● **INPUT RECORDS**:
↓↓↓
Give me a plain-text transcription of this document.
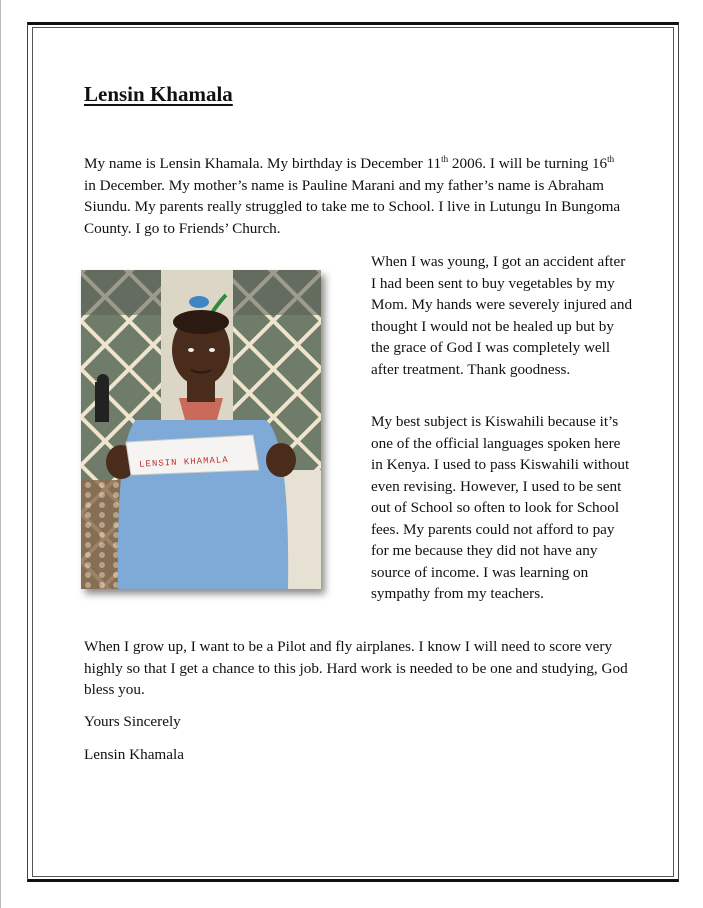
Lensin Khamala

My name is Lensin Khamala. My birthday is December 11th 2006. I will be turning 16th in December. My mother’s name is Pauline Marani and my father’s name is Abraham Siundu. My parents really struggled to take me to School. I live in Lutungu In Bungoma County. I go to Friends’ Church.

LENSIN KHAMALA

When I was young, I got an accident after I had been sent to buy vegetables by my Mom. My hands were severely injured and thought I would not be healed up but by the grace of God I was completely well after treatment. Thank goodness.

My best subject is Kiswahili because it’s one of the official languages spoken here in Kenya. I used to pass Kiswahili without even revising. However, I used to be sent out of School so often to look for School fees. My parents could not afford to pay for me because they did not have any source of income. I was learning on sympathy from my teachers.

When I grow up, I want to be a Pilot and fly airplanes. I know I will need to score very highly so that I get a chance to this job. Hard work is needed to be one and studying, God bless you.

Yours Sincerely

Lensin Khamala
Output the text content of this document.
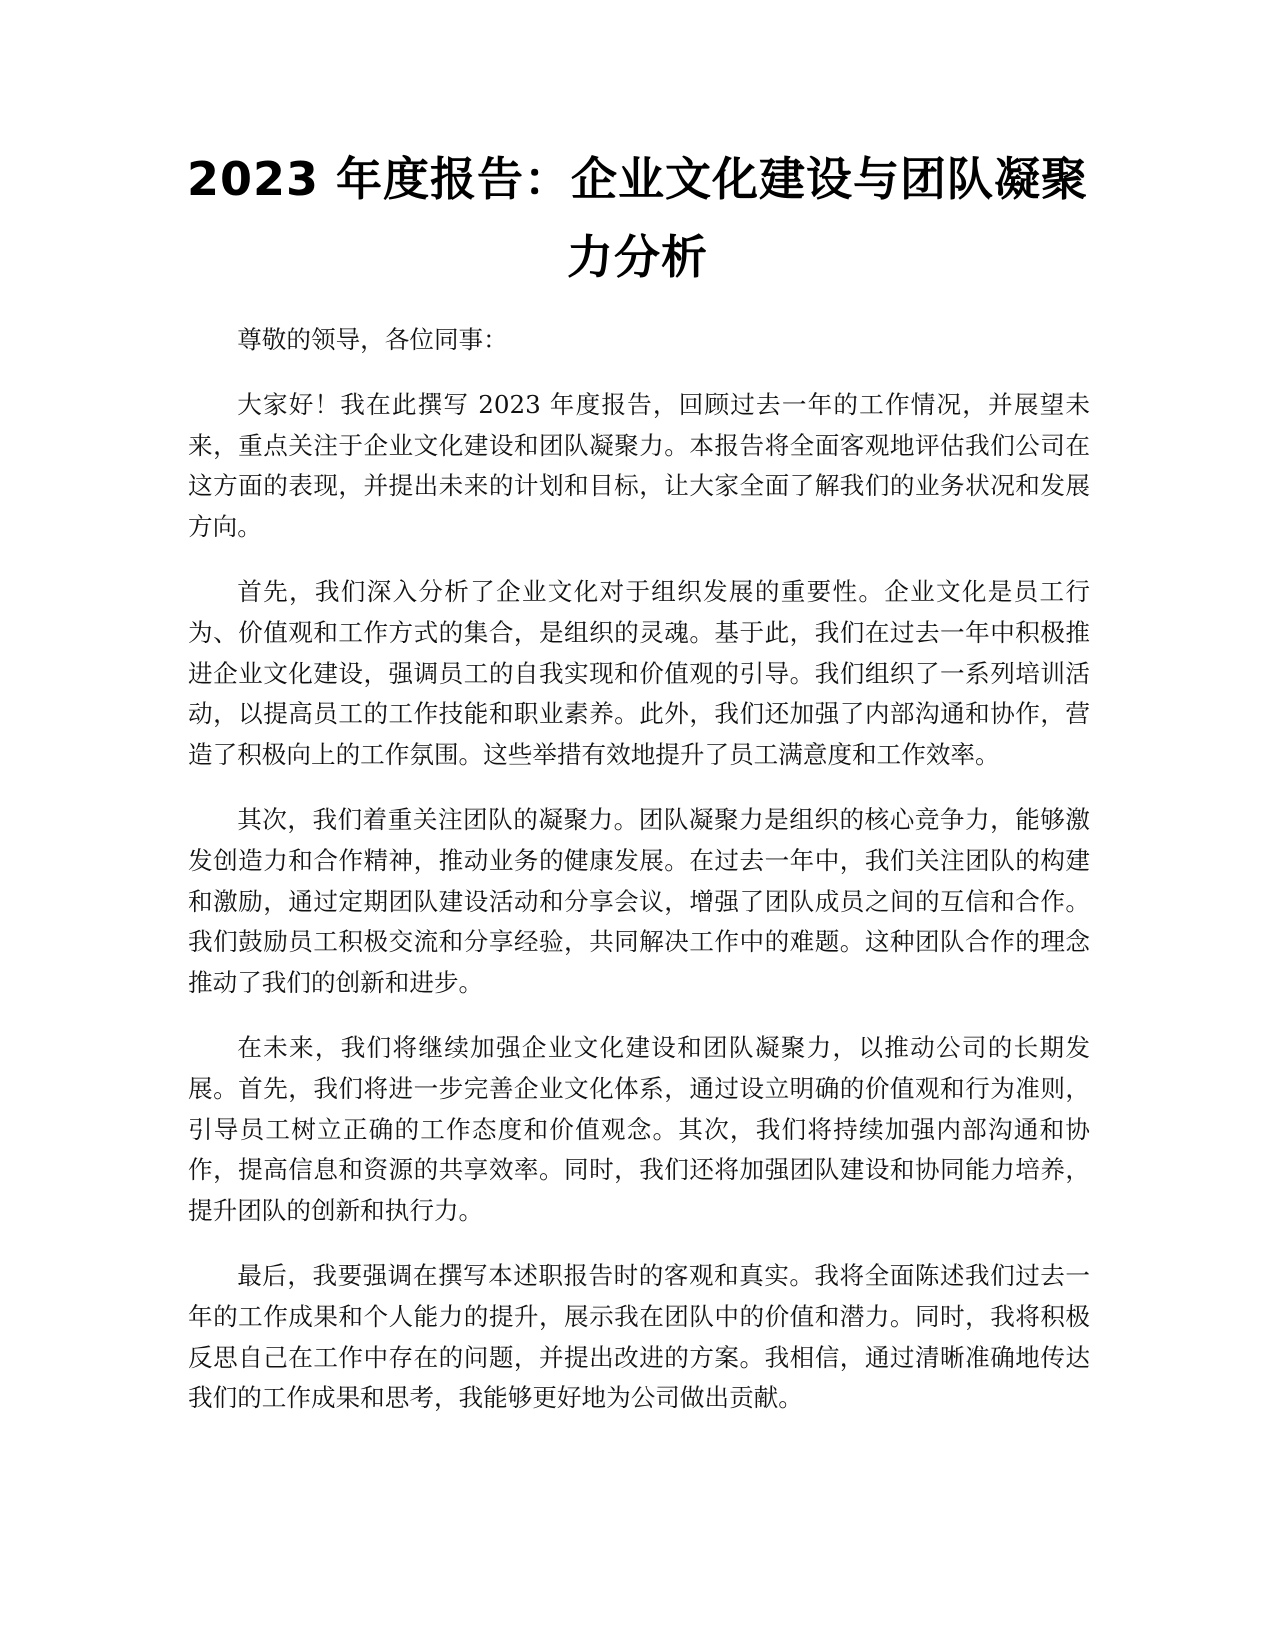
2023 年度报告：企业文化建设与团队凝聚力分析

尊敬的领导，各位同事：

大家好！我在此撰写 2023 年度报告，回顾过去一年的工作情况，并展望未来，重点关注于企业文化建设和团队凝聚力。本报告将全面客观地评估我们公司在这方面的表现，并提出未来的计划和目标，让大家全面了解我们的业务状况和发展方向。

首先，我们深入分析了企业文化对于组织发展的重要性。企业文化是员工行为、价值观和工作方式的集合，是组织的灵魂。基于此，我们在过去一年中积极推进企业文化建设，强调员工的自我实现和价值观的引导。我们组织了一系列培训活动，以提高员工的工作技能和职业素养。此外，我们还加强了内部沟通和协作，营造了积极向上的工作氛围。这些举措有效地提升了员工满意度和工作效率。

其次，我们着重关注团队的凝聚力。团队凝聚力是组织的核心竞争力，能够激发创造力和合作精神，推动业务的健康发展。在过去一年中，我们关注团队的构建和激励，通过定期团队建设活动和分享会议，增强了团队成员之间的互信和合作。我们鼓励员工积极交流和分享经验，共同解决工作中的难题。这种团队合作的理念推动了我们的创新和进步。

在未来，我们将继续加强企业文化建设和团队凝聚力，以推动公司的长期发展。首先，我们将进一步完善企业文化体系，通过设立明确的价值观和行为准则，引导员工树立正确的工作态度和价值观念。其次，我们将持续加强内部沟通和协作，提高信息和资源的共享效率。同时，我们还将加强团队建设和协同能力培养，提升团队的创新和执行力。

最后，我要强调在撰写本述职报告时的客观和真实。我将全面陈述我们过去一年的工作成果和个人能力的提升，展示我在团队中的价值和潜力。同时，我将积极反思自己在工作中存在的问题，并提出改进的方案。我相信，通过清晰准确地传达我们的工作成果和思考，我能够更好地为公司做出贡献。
↑↑↑
● **YOUR TASK**: Exclude every picture and copy the remaining data exactly.

● **SOLUTION**:
Give me a plain-text transcription of this document.
Lensin Khamala

My name is Lensin Khamala. My birthday is December 11th 2006. I will be turning 16th in December. My mother’s name is Pauline Marani and my father’s name is Abraham Siundu. My parents really struggled to take me to School. I live in Lutungu In Bungoma County. I go to Friends’ Church.

LENSIN KHAMALA

When I was young, I got an accident after I had been sent to buy vegetables by my Mom. My hands were severely injured and thought I would not be healed up but by the grace of God I was completely well after treatment. Thank goodness.

My best subject is Kiswahili because it’s one of the official languages spoken here in Kenya. I used to pass Kiswahili without even revising. However, I used to be sent out of School so often to look for School fees. My parents could not afford to pay for me because they did not have any source of income. I was learning on sympathy from my teachers.

When I grow up, I want to be a Pilot and fly airplanes. I know I will need to score very highly so that I get a chance to this job. Hard work is needed to be one and studying, God bless you.

Yours Sincerely

Lensin Khamala
Output the text content of this document.
2023 年度报告：企业文化建设与团队凝聚力分析

尊敬的领导，各位同事：

大家好！我在此撰写 2023 年度报告，回顾过去一年的工作情况，并展望未来，重点关注于企业文化建设和团队凝聚力。本报告将全面客观地评估我们公司在这方面的表现，并提出未来的计划和目标，让大家全面了解我们的业务状况和发展方向。

首先，我们深入分析了企业文化对于组织发展的重要性。企业文化是员工行为、价值观和工作方式的集合，是组织的灵魂。基于此，我们在过去一年中积极推进企业文化建设，强调员工的自我实现和价值观的引导。我们组织了一系列培训活动，以提高员工的工作技能和职业素养。此外，我们还加强了内部沟通和协作，营造了积极向上的工作氛围。这些举措有效地提升了员工满意度和工作效率。

其次，我们着重关注团队的凝聚力。团队凝聚力是组织的核心竞争力，能够激发创造力和合作精神，推动业务的健康发展。在过去一年中，我们关注团队的构建和激励，通过定期团队建设活动和分享会议，增强了团队成员之间的互信和合作。我们鼓励员工积极交流和分享经验，共同解决工作中的难题。这种团队合作的理念推动了我们的创新和进步。

在未来，我们将继续加强企业文化建设和团队凝聚力，以推动公司的长期发展。首先，我们将进一步完善企业文化体系，通过设立明确的价值观和行为准则，引导员工树立正确的工作态度和价值观念。其次，我们将持续加强内部沟通和协作，提高信息和资源的共享效率。同时，我们还将加强团队建设和协同能力培养，提升团队的创新和执行力。

最后，我要强调在撰写本述职报告时的客观和真实。我将全面陈述我们过去一年的工作成果和个人能力的提升，展示我在团队中的价值和潜力。同时，我将积极反思自己在工作中存在的问题，并提出改进的方案。我相信，通过清晰准确地传达我们的工作成果和思考，我能够更好地为公司做出贡献。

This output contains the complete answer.